Veri kümesinden alıntı
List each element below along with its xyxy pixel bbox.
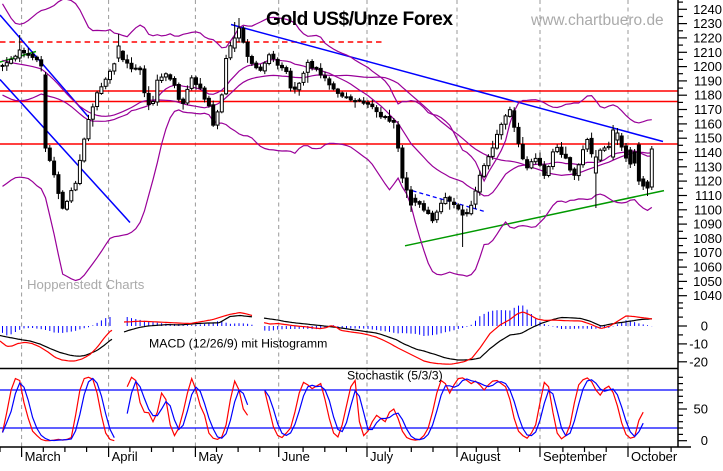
svg-text:0: 0 (701, 433, 708, 448)
svg-text:50: 50 (694, 402, 708, 417)
svg-text:MACD (12/26/9) mit Histogramm: MACD (12/26/9) mit Histogramm (149, 337, 327, 351)
svg-text:1090: 1090 (693, 217, 722, 232)
svg-text:1170: 1170 (694, 102, 722, 117)
svg-text:1200: 1200 (693, 59, 722, 74)
svg-text:1150: 1150 (694, 131, 722, 146)
svg-text:-20: -20 (689, 354, 708, 369)
svg-text:1080: 1080 (693, 231, 722, 246)
svg-text:October: October (631, 449, 678, 464)
svg-text:May: May (198, 449, 223, 464)
svg-text:Gold US$/Unze Forex: Gold US$/Unze Forex (266, 9, 453, 30)
svg-text:1100: 1100 (694, 202, 722, 217)
svg-text:Hoppenstedt Charts: Hoppenstedt Charts (27, 277, 145, 292)
svg-text:1050: 1050 (693, 274, 722, 289)
svg-text:April: April (112, 449, 138, 464)
svg-text:1060: 1060 (693, 260, 722, 275)
svg-text:September: September (543, 449, 607, 464)
svg-text:1190: 1190 (694, 73, 722, 88)
svg-text:1240: 1240 (693, 2, 722, 17)
svg-text:0: 0 (701, 319, 708, 334)
svg-text:August: August (460, 449, 501, 464)
svg-text:1220: 1220 (693, 30, 722, 45)
svg-text:1040: 1040 (693, 288, 722, 303)
svg-text:March: March (25, 449, 61, 464)
svg-text:-10: -10 (689, 336, 708, 351)
svg-text:June: June (282, 449, 310, 464)
svg-text:1180: 1180 (694, 88, 722, 103)
svg-text:1130: 1130 (694, 159, 722, 174)
svg-text:1230: 1230 (693, 16, 722, 31)
svg-text:1070: 1070 (693, 245, 722, 260)
svg-text:1110: 1110 (695, 188, 722, 203)
svg-text:1140: 1140 (694, 145, 722, 160)
svg-text:July: July (370, 449, 394, 464)
svg-text:1160: 1160 (694, 116, 722, 131)
svg-text:Stochastik (5/3/3): Stochastik (5/3/3) (347, 369, 443, 383)
svg-text:www.chartbuero.de: www.chartbuero.de (530, 12, 664, 29)
svg-text:1120: 1120 (694, 174, 722, 189)
svg-text:1210: 1210 (693, 45, 722, 60)
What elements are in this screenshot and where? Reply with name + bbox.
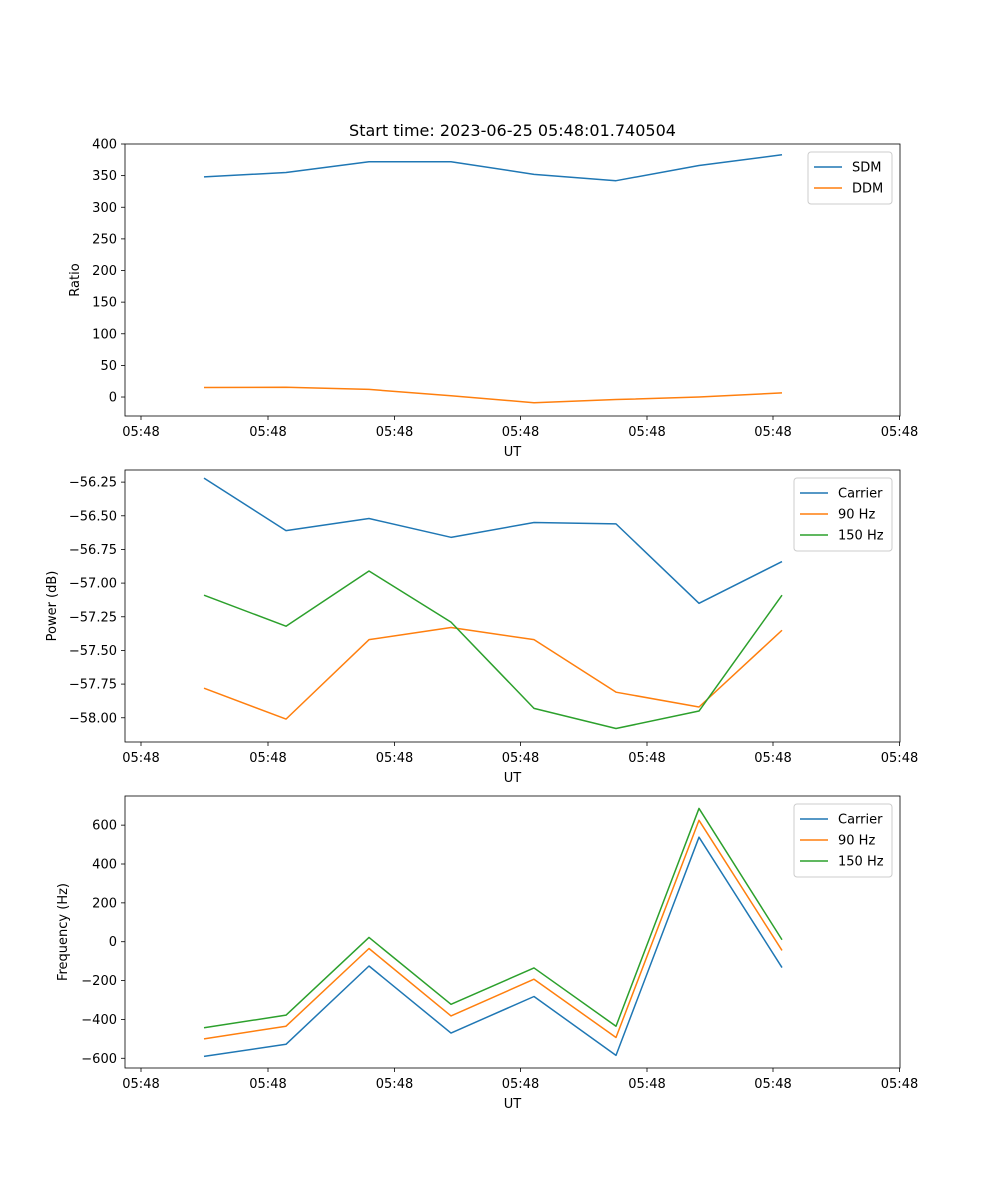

# Alıştırma Görevi
Yukarıdaki kayıtlarda "with" dizgesini içeren tüm satırları aynen aktararak gösteriniz. Büyük ve küçük harf ayrımı dikkate alınmalıdır.

# Yanıt
List each element below along with its xyxy pixel bbox.
What elements are in this screenshot and where? Reply with name + bbox.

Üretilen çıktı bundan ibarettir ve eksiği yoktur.